Please copy every line of the records below that holds the word "screenshot".

(Dataset rows about figures)
______

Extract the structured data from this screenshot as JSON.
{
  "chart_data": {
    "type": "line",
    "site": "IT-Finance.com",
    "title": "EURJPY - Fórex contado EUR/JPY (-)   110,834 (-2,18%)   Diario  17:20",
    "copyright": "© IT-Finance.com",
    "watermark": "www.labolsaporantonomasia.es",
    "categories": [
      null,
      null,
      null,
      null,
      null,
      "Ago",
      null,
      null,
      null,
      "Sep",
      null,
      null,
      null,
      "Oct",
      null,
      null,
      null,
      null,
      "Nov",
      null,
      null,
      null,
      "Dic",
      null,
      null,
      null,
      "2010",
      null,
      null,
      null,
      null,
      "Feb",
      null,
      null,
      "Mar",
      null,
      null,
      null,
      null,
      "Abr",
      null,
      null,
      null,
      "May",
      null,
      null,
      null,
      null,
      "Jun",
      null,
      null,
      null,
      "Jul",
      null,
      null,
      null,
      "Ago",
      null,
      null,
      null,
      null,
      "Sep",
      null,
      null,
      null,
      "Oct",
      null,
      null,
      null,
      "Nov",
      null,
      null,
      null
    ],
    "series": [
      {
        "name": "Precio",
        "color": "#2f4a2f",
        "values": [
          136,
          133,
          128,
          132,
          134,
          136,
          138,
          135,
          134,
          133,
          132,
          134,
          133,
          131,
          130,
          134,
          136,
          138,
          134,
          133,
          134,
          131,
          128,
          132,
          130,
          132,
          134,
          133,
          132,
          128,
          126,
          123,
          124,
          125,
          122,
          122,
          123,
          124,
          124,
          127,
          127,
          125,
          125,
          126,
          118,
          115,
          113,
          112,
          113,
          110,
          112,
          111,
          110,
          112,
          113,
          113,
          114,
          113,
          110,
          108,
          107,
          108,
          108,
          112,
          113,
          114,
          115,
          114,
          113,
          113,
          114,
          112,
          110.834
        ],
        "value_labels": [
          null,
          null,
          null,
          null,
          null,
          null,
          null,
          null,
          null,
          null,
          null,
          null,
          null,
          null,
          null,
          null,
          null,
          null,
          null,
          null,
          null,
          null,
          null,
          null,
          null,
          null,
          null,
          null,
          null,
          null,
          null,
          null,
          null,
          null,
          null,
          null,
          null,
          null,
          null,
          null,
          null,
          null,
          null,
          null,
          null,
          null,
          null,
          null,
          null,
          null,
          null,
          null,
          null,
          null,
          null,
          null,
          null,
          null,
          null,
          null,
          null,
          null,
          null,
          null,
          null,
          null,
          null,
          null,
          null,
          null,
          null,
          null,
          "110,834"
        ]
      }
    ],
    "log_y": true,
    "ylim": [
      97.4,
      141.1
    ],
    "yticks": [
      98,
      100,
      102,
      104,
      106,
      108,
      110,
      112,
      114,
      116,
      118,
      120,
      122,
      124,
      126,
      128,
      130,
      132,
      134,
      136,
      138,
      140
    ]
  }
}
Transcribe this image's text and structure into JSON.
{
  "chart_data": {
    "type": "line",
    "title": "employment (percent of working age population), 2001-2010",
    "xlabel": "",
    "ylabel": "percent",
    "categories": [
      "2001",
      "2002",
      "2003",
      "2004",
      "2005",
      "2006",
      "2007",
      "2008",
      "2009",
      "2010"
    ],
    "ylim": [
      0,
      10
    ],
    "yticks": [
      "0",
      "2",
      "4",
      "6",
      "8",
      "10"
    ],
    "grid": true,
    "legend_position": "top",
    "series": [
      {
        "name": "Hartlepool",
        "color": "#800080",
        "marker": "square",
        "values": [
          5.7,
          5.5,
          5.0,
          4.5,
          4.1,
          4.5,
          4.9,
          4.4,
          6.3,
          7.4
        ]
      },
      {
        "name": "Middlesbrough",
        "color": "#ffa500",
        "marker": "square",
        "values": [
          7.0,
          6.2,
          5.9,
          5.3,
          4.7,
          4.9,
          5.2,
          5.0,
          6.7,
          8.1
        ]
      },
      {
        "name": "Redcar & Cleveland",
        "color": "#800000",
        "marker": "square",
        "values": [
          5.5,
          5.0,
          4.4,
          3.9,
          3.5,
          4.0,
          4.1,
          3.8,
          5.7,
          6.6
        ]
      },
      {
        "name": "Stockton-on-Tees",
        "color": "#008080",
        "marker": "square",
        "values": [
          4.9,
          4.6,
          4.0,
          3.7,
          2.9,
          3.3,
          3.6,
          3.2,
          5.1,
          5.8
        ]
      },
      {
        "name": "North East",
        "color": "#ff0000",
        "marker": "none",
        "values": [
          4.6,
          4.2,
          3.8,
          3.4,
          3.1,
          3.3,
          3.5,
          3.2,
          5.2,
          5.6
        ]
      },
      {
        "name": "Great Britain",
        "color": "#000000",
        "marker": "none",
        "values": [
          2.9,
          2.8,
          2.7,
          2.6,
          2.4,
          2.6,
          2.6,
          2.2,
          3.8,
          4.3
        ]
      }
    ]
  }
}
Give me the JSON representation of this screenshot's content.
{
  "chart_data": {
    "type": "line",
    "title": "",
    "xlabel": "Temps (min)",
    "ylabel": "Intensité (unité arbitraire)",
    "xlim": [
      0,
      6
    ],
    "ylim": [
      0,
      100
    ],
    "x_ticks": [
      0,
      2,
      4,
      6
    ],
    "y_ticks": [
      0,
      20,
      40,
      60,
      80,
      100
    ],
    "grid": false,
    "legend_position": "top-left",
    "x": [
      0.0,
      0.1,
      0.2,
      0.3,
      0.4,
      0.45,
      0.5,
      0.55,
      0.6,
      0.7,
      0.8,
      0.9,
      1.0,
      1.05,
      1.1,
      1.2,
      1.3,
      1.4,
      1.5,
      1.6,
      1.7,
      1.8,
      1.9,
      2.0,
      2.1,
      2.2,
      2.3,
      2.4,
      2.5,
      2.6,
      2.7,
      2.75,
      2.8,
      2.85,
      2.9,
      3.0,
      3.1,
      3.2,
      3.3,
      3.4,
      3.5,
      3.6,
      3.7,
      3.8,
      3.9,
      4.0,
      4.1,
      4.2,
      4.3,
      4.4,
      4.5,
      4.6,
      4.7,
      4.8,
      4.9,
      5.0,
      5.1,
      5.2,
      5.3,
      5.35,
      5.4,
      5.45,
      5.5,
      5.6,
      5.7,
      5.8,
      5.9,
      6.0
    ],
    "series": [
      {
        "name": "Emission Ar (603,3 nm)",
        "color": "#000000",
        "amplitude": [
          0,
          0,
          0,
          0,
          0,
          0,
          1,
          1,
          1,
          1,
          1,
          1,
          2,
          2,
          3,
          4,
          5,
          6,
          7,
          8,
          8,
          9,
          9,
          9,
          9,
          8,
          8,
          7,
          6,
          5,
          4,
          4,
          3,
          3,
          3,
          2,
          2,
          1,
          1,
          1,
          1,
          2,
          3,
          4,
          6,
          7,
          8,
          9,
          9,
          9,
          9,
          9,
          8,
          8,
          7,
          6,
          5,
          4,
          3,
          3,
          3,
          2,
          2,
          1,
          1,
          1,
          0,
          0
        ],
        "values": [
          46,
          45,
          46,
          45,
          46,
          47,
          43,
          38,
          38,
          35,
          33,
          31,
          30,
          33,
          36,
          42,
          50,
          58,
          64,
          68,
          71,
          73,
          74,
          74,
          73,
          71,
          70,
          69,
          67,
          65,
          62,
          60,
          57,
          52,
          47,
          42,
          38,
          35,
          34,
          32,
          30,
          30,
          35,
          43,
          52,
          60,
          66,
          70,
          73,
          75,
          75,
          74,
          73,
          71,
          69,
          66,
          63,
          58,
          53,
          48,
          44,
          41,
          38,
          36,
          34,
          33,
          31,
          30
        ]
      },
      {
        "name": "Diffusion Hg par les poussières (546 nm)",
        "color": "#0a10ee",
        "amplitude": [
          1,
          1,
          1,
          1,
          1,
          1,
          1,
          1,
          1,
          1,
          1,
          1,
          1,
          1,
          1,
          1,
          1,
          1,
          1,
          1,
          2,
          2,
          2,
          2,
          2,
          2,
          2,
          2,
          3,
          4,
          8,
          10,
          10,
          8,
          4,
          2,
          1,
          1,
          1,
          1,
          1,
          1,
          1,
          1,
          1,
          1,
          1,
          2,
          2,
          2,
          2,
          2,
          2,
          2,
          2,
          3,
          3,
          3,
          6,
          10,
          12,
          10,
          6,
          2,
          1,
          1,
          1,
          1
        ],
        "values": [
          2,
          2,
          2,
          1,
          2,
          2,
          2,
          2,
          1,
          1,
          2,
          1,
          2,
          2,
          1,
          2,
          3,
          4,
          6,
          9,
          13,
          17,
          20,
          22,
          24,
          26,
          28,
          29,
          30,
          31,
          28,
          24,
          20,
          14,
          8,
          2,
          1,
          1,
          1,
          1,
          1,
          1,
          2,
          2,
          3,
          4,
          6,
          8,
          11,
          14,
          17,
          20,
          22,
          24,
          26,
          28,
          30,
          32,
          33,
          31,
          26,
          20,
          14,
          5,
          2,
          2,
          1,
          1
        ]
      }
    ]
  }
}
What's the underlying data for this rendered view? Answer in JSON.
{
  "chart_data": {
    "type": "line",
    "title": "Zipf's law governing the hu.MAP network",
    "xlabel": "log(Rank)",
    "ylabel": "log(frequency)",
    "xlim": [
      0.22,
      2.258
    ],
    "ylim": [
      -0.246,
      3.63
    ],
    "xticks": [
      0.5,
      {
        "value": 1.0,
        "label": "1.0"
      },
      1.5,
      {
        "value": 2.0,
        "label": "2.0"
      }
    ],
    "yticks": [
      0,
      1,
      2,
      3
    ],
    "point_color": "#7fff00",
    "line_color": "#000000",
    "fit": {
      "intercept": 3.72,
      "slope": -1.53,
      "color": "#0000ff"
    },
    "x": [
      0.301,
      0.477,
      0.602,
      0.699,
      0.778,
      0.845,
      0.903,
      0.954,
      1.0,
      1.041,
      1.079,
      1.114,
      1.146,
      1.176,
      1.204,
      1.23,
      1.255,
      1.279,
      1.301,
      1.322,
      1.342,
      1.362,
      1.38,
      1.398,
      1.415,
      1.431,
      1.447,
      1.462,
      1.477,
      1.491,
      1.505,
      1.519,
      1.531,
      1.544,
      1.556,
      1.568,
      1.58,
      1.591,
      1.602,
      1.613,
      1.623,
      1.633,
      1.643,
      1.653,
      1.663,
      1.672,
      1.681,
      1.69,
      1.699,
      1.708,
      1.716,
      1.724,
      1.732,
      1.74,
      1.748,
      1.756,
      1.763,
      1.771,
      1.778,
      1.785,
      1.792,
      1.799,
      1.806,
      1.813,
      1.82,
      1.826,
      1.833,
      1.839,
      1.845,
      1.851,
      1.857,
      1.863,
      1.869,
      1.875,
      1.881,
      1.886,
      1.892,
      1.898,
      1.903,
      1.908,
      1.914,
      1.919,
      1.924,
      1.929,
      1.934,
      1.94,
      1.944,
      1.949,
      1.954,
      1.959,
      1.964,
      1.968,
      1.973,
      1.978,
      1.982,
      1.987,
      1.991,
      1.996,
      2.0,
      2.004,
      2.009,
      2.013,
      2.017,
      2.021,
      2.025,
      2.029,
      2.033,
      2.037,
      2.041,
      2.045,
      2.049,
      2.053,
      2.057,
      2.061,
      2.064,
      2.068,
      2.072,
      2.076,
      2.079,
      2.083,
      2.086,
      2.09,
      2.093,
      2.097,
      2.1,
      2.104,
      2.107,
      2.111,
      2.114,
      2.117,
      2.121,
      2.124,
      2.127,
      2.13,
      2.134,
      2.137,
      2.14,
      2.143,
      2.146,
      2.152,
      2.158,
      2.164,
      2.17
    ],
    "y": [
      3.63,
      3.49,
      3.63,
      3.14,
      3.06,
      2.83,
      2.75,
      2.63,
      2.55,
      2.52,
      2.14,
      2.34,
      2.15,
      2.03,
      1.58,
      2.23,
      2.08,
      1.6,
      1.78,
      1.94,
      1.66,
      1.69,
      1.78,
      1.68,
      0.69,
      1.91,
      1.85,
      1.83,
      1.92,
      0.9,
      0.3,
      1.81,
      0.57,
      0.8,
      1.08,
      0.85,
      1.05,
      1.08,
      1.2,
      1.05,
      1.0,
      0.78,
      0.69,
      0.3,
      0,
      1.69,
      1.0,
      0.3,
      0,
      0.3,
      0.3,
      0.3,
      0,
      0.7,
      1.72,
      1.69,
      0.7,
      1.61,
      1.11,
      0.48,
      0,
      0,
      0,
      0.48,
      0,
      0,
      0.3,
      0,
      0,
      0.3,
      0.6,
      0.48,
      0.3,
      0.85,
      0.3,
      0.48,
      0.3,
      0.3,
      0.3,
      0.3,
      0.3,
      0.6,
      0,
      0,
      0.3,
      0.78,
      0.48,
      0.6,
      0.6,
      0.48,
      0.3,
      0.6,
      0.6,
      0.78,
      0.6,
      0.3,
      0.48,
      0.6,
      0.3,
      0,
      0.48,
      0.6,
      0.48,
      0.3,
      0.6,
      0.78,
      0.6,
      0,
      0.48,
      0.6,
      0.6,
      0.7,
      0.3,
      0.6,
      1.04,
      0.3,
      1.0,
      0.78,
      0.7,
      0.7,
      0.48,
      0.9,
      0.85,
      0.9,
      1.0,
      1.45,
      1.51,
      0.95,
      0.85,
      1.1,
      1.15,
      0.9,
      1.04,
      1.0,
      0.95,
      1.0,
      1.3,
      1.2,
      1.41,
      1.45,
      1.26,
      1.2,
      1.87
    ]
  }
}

______

TASK RESULT:
Extract the structured data from this screenshot as JSON.
Give me the JSON representation of this screenshot's content.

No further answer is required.